EXERCISE GOAL -
Reproduce the data below word for word, setting aside any picture it holds.

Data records

_____

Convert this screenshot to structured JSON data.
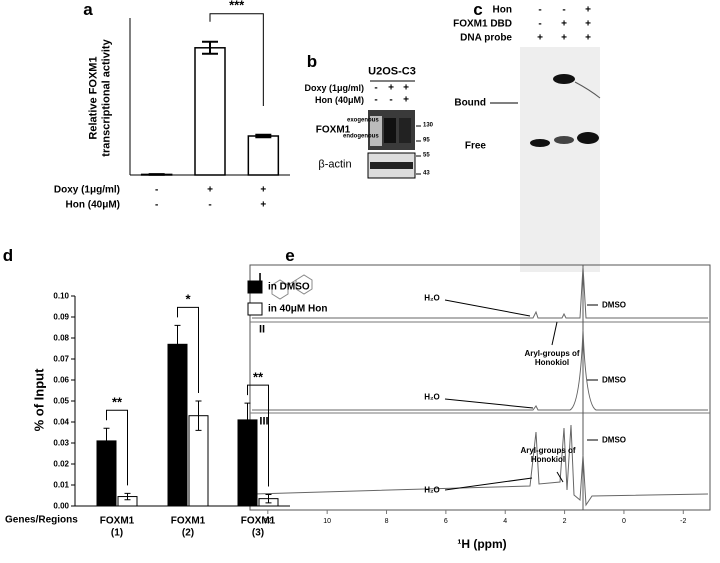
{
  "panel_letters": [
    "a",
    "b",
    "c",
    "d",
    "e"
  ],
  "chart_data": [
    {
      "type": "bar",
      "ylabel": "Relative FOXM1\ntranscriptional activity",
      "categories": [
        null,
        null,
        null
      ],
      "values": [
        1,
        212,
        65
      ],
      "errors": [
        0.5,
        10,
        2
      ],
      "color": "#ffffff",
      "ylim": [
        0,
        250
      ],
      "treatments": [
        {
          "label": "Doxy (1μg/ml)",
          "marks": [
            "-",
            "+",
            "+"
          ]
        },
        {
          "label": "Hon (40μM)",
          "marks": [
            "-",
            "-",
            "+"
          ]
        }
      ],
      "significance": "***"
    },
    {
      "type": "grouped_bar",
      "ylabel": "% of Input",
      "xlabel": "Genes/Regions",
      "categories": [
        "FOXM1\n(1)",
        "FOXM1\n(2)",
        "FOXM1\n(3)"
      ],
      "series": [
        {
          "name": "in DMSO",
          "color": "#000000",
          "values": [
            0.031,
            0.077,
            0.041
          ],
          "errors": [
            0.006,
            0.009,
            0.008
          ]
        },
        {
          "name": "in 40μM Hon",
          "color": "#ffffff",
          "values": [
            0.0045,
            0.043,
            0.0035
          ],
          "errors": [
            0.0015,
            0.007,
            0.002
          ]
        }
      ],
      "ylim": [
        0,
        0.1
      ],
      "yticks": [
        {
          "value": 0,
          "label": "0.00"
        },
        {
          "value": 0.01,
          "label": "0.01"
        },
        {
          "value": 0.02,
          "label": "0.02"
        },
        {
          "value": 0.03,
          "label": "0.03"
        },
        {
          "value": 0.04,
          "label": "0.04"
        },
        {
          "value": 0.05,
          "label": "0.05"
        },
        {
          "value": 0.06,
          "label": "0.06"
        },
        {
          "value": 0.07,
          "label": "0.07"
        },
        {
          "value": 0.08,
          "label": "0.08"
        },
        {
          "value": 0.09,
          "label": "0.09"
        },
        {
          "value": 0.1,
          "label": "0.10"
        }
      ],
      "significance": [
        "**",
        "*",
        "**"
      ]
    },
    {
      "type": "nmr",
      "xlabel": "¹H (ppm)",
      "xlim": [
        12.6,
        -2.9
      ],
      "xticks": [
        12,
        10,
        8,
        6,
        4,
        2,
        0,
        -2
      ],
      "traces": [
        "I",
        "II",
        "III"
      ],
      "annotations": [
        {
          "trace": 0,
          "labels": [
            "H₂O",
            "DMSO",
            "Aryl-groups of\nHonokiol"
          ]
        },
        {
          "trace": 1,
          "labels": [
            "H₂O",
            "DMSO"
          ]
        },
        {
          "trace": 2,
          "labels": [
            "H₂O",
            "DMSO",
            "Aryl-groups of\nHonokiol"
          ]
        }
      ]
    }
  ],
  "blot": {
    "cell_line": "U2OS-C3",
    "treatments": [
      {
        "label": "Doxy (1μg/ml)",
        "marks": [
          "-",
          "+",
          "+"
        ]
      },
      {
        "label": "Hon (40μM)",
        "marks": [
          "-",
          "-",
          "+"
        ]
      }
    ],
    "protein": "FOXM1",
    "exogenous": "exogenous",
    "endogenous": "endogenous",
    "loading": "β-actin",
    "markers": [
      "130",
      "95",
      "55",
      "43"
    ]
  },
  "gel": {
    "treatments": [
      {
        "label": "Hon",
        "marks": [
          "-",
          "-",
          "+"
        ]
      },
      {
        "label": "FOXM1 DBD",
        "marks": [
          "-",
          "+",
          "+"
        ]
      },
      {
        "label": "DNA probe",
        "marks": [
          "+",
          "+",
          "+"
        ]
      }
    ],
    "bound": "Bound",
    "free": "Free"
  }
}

_____

ANSWER BOX -
Convert this screenshot to structured JSON data.
{
  "panel_letters": [
    "a",
    "b",
    "c",
    "d",
    "e"
  ],
  "chart_data": [
    {
      "type": "bar",
      "ylabel": "Relative FOXM1\ntranscriptional activity",
      "categories": [
        null,
        null,
        null
      ],
      "values": [
        1,
        212,
        65
      ],
      "errors": [
        0.5,
        10,
        2
      ],
      "color": "#ffffff",
      "ylim": [
        0,
        250
      ],
      "treatments": [
        {
          "label": "Doxy (1μg/ml)",
          "marks": [
            "-",
            "+",
            "+"
          ]
        },
        {
          "label": "Hon (40μM)",
          "marks": [
            "-",
            "-",
            "+"
          ]
        }
      ],
      "significance": "***"
    },
    {
      "type": "grouped_bar",
      "ylabel": "% of Input",
      "xlabel": "Genes/Regions",
      "categories": [
        "FOXM1\n(1)",
        "FOXM1\n(2)",
        "FOXM1\n(3)"
      ],
      "series": [
        {
          "name": "in DMSO",
          "color": "#000000",
          "values": [
            0.031,
            0.077,
            0.041
          ],
          "errors": [
            0.006,
            0.009,
            0.008
          ]
        },
        {
          "name": "in 40μM Hon",
          "color": "#ffffff",
          "values": [
            0.0045,
            0.043,
            0.0035
          ],
          "errors": [
            0.0015,
            0.007,
            0.002
          ]
        }
      ],
      "ylim": [
        0,
        0.1
      ],
      "yticks": [
        {
          "value": 0,
          "label": "0.00"
        },
        {
          "value": 0.01,
          "label": "0.01"
        },
        {
          "value": 0.02,
          "label": "0.02"
        },
        {
          "value": 0.03,
          "label": "0.03"
        },
        {
          "value": 0.04,
          "label": "0.04"
        },
        {
          "value": 0.05,
          "label": "0.05"
        },
        {
          "value": 0.06,
          "label": "0.06"
        },
        {
          "value": 0.07,
          "label": "0.07"
        },
        {
          "value": 0.08,
          "label": "0.08"
        },
        {
          "value": 0.09,
          "label": "0.09"
        },
        {
          "value": 0.1,
          "label": "0.10"
        }
      ],
      "significance": [
        "**",
        "*",
        "**"
      ]
    },
    {
      "type": "nmr",
      "xlabel": "¹H (ppm)",
      "xlim": [
        12.6,
        -2.9
      ],
      "xticks": [
        12,
        10,
        8,
        6,
        4,
        2,
        0,
        -2
      ],
      "traces": [
        "I",
        "II",
        "III"
      ],
      "annotations": [
        {
          "trace": 0,
          "labels": [
            "H₂O",
            "DMSO",
            "Aryl-groups of\nHonokiol"
          ]
        },
        {
          "trace": 1,
          "labels": [
            "H₂O",
            "DMSO"
          ]
        },
        {
          "trace": 2,
          "labels": [
            "H₂O",
            "DMSO",
            "Aryl-groups of\nHonokiol"
          ]
        }
      ]
    }
  ],
  "blot": {
    "cell_line": "U2OS-C3",
    "treatments": [
      {
        "label": "Doxy (1μg/ml)",
        "marks": [
          "-",
          "+",
          "+"
        ]
      },
      {
        "label": "Hon (40μM)",
        "marks": [
          "-",
          "-",
          "+"
        ]
      }
    ],
    "protein": "FOXM1",
    "exogenous": "exogenous",
    "endogenous": "endogenous",
    "loading": "β-actin",
    "markers": [
      "130",
      "95",
      "55",
      "43"
    ]
  },
  "gel": {
    "treatments": [
      {
        "label": "Hon",
        "marks": [
          "-",
          "-",
          "+"
        ]
      },
      {
        "label": "FOXM1 DBD",
        "marks": [
          "-",
          "+",
          "+"
        ]
      },
      {
        "label": "DNA probe",
        "marks": [
          "+",
          "+",
          "+"
        ]
      }
    ],
    "bound": "Bound",
    "free": "Free"
  }
}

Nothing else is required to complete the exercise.